*** Teks Bacaan ***

JAKARTA (TEROPONGSENAYAN) - Keputusan eks Gubernur DKI Jakarta, Djarot Saiful Hidayat yang menerbitkan Peraturan Gubernur (Pergub) Nomor 137 Tahun 2017, tentang Panduan Rancang Kota Pulau G Hasil Reklamasi Kawasan Strategis Pantai Utara Jakarta berbuntut panjang.
Pengamat Kebijakan Publik dari Budgeting Metropolitan Watch (BMW), Amir Hamzah menyatakan, Pergub yang diterbitkan Djarot sebelum lengser dari kursi DKI-1, pada 2 Oktober itu berpotensi mengantarkan Djarot ke dalam geruji besi.
"Djarot tidak bisa tidur nyenyak karena berpotensi menjadi tersangka. KPK saat ini sedang menelusuri itu, makanya kemarin Sekda, Kepala Bappeda, sampai pimpinan dewan diperiksa semua," kata Amir saat berbincang dengan wartawan di DPRD DKI, Jakarta, Kamis (2/11/2017).
Amir memaparkan, indikasi Pergub 137 bermasalah antara lain karena dikeluarkan sebelum Perda Tata Ruang Zonasi disahkan.
Selain itu, ada juga kaitannya dengn perbedaan hasil pembahasan dan penetapan Nilai Jual Objek Pajak (NJOP) dari Rp 10 juta menjadi hanya Rp 3 juta.
"KPK sekarang sedang menelusuri ini, karena ada indikasi main," katanya.
"Makanya, kita jangan kaget kalau tiba-tiba Jokowi kemarin menegaskan jika dirinya tidak terlibat apapun dengan reklamasi. Jokowi ngaku tak pernah cawe-cawe soal reklamasi baik waktu jadi Presiden maupun waktu Gubernur. Dia mau cuci tangan karena sadar ini barang busuk," ungkap Amir
Diketahui, eks Gubernur DKI Jakarta Djarot Saiful Hidayat menerbitkan Peraturan Gubernur tentang Panduan Rancang Kota Pulau G Hasil Reklamasi Kawasan Strategis Pantai Utara Jakarta. Peraturan Gubernur Nomor 137 Tahun 2017 itu terbit pada 2 Oktober lalu.

*** Data Hasil Ekstraksi ***

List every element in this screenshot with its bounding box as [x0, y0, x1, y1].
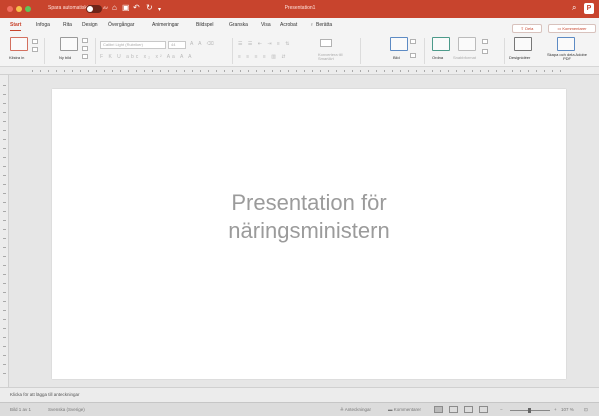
tab-acrobat[interactable]: Acrobat [280, 22, 297, 28]
section-icon[interactable] [82, 54, 88, 59]
picture-label: Bild [393, 55, 400, 60]
language-status[interactable]: Svenska (Sverige) [48, 407, 85, 412]
autosave-toggle-state: AV [103, 5, 109, 10]
create-pdf-label: Skapa och dela Adobe PDF [546, 52, 588, 61]
zoom-level[interactable]: 107 % [561, 407, 574, 412]
document-title: Presentation1 [284, 5, 316, 11]
copy-icon[interactable] [32, 47, 38, 52]
convert-smartart-label: Konvertera till SmartArt [318, 52, 343, 61]
comments-toggle-label: Kommentarer [393, 407, 422, 412]
slide-sorter-view-icon[interactable] [449, 406, 458, 413]
new-slide-label: Ny bild [59, 55, 72, 60]
text-direction-icon[interactable] [320, 39, 332, 47]
horizontal-ruler [0, 67, 599, 75]
quick-styles-label: Snabbformat [453, 55, 476, 60]
divider [44, 38, 45, 64]
autosave-toggle[interactable] [86, 5, 102, 13]
fit-slide-icon[interactable]: ⊡ [584, 407, 588, 413]
tab-design[interactable]: Design [82, 22, 98, 28]
account-icon[interactable]: P [584, 3, 594, 14]
zoom-in-icon[interactable]: + [554, 407, 557, 412]
divider [504, 38, 505, 64]
font-size-field[interactable]: 44 [168, 41, 186, 49]
tab-bildspel[interactable]: Bildspel [196, 22, 214, 28]
reset-icon[interactable] [82, 46, 88, 51]
cut-icon[interactable] [32, 39, 38, 44]
new-slide-icon[interactable] [60, 37, 78, 51]
quick-styles-icon[interactable] [458, 37, 476, 51]
normal-view-icon[interactable] [434, 406, 443, 413]
list-buttons[interactable]: ☰ ☰ ⇤ ⇥ ≡ ⇅ [238, 41, 291, 47]
save-icon[interactable]: ▣ [122, 3, 130, 13]
divider [360, 38, 361, 64]
tab-infoga[interactable]: Infoga [36, 22, 50, 28]
title-bar: Spara automatiskt AV ⌂ ▣ ↶ ↻ ▾ Presentat… [0, 0, 599, 18]
slideshow-view-icon[interactable] [479, 406, 488, 413]
text-format-buttons[interactable]: F K U abc x₂ x² Aa A A [100, 54, 193, 60]
slide-title[interactable]: Presentation för näringsministern [52, 189, 566, 245]
designer-icon[interactable] [514, 37, 532, 51]
designer-label: Designidéer [509, 55, 531, 60]
ribbon-start: Klistra in Ny bild Calibri Light (Rubrik… [0, 35, 599, 67]
divider [232, 38, 233, 64]
shapes-icon[interactable] [410, 39, 416, 44]
notes-placeholder: Klicka för att lägga till anteckningar [10, 392, 80, 397]
divider [424, 38, 425, 64]
ribbon-tabs: Start Infoga Rita Design Övergångar Anim… [0, 18, 599, 35]
picture-icon[interactable] [390, 37, 408, 51]
outline-icon[interactable] [482, 49, 488, 54]
tab-overgangar[interactable]: Övergångar [108, 22, 134, 28]
slide[interactable]: Presentation för näringsministern [52, 89, 566, 379]
arrange-icon[interactable] [432, 37, 450, 51]
slide-canvas: Presentation för näringsministern [9, 75, 599, 387]
comments-label: Kommentarer [562, 26, 587, 31]
divider [95, 38, 96, 64]
vertical-ruler [0, 75, 9, 387]
paste-label: Klistra in [9, 55, 25, 60]
slide-title-line-2: näringsministern [228, 218, 390, 243]
tab-granska[interactable]: Granska [229, 22, 248, 28]
comments-button[interactable]: ▭ Kommentarer [548, 24, 596, 33]
zoom-out-icon[interactable]: − [500, 407, 503, 412]
zoom-window-button[interactable] [25, 6, 31, 12]
autosave-label: Spara automatiskt [48, 5, 89, 11]
lightbulb-icon: ♀ [310, 22, 314, 28]
adobe-pdf-icon[interactable] [557, 37, 575, 51]
align-buttons[interactable]: ≡ ≡ ≡ ≡ ▥ ⇵ [238, 54, 288, 60]
tab-visa[interactable]: Visa [261, 22, 271, 28]
zoom-slider-thumb[interactable] [528, 408, 531, 413]
close-window-button[interactable] [7, 6, 13, 12]
notes-pane[interactable]: Klicka för att lägga till anteckningar [0, 387, 599, 402]
notes-toggle-label: Anteckningar [344, 407, 372, 412]
slide-counter: Bild 1 av 1 [10, 407, 32, 412]
textbox-icon[interactable] [410, 53, 416, 58]
redo-icon[interactable]: ↻ [146, 3, 153, 13]
tab-beratta[interactable]: Berätta [316, 22, 332, 28]
share-label: Dela [525, 26, 534, 31]
notes-toggle-button[interactable]: ≙ Anteckningar [340, 407, 371, 413]
reading-view-icon[interactable] [464, 406, 473, 413]
tab-start[interactable]: Start [10, 22, 22, 31]
font-size-controls[interactable]: A A ⌫ [190, 41, 216, 47]
minimize-window-button[interactable] [16, 6, 22, 12]
arrange-label: Ordna [432, 55, 444, 60]
undo-icon[interactable]: ↶ [133, 3, 140, 13]
font-name-field[interactable]: Calibri Light (Rubriker) [100, 41, 166, 49]
customize-toolbar-icon[interactable]: ▾ [158, 5, 161, 15]
tab-animeringar[interactable]: Animeringar [152, 22, 179, 28]
paste-icon[interactable] [10, 37, 28, 51]
slide-title-line-1: Presentation för [231, 190, 387, 215]
fill-icon[interactable] [482, 39, 488, 44]
layout-icon[interactable] [82, 38, 88, 43]
search-icon[interactable]: ⌕ [572, 3, 576, 13]
share-button[interactable]: ⇪ Dela [512, 24, 542, 33]
status-bar: Bild 1 av 1 Svenska (Sverige) ≙ Anteckni… [0, 402, 599, 416]
comments-toggle-button[interactable]: ▬ Kommentarer [388, 407, 421, 412]
home-icon[interactable]: ⌂ [112, 3, 117, 13]
tab-rita[interactable]: Rita [63, 22, 72, 28]
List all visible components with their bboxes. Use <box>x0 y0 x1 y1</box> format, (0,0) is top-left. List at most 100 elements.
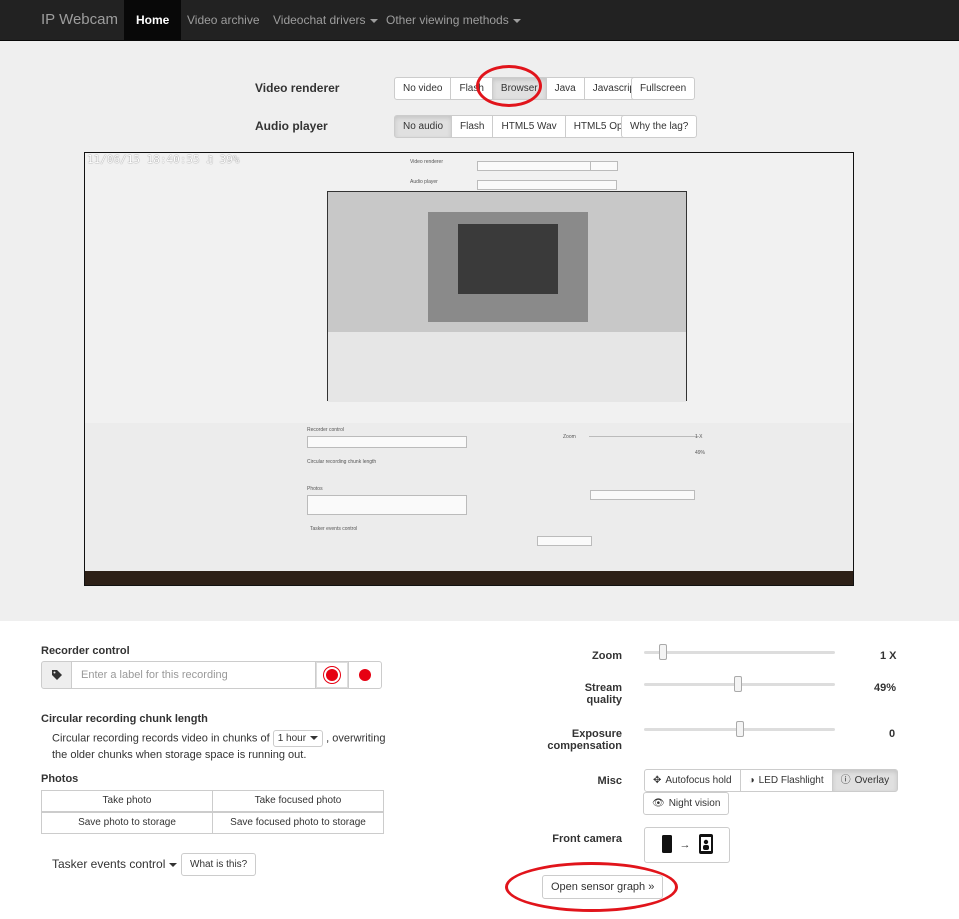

***

◆ Tugas Latihan ◆
1/ Ringkas paragraf dalam teks bacaan yang diawali "Diketahui, eks Gubernur DKI Jakarta" menjadi satu kalimat tanpa menghilangkan fakta utamanya.
2/ Ubah seluruh bagian teks bacaan dari "Pengamat Kebijakan Publik" hingga "Jakarta, Kamis (2/11/2017)." dengan mengganti "KPK" menjadi "Komisi Pemberantasan Korupsi".

◆ Kunci Jawaban ◆
1/ Pada 2 Oktober, eks Gubernur DKI Jakarta Djarot Saiful Hidayat menerbitkan Peraturan Gubernur Nomor 137 Tahun 2017 tentang Panduan Rancang Kota Pulau G Hasil Reklamasi Kawasan Strategis Pantai Utara Jakarta.

2/
Pengamat Kebijakan Publik dari Budgeting Metropolitan Watch (BMW), Amir Hamzah menyatakan, Pergub yang diterbitkan Djarot sebelum lengser dari kursi DKI-1, pada 2 Oktober itu berpotensi mengantarkan Djarot ke dalam geruji besi.
"Djarot tidak bisa tidur nyenyak karena berpotensi menjadi tersangka. Komisi Pemberantasan Korupsi saat ini sedang menelusuri itu, makanya kemarin Sekda, Kepala Bappeda, sampai pimpinan dewan diperiksa semua," kata Amir saat berbincang dengan wartawan di DPRD DKI, Jakarta, Kamis (2/11/2017).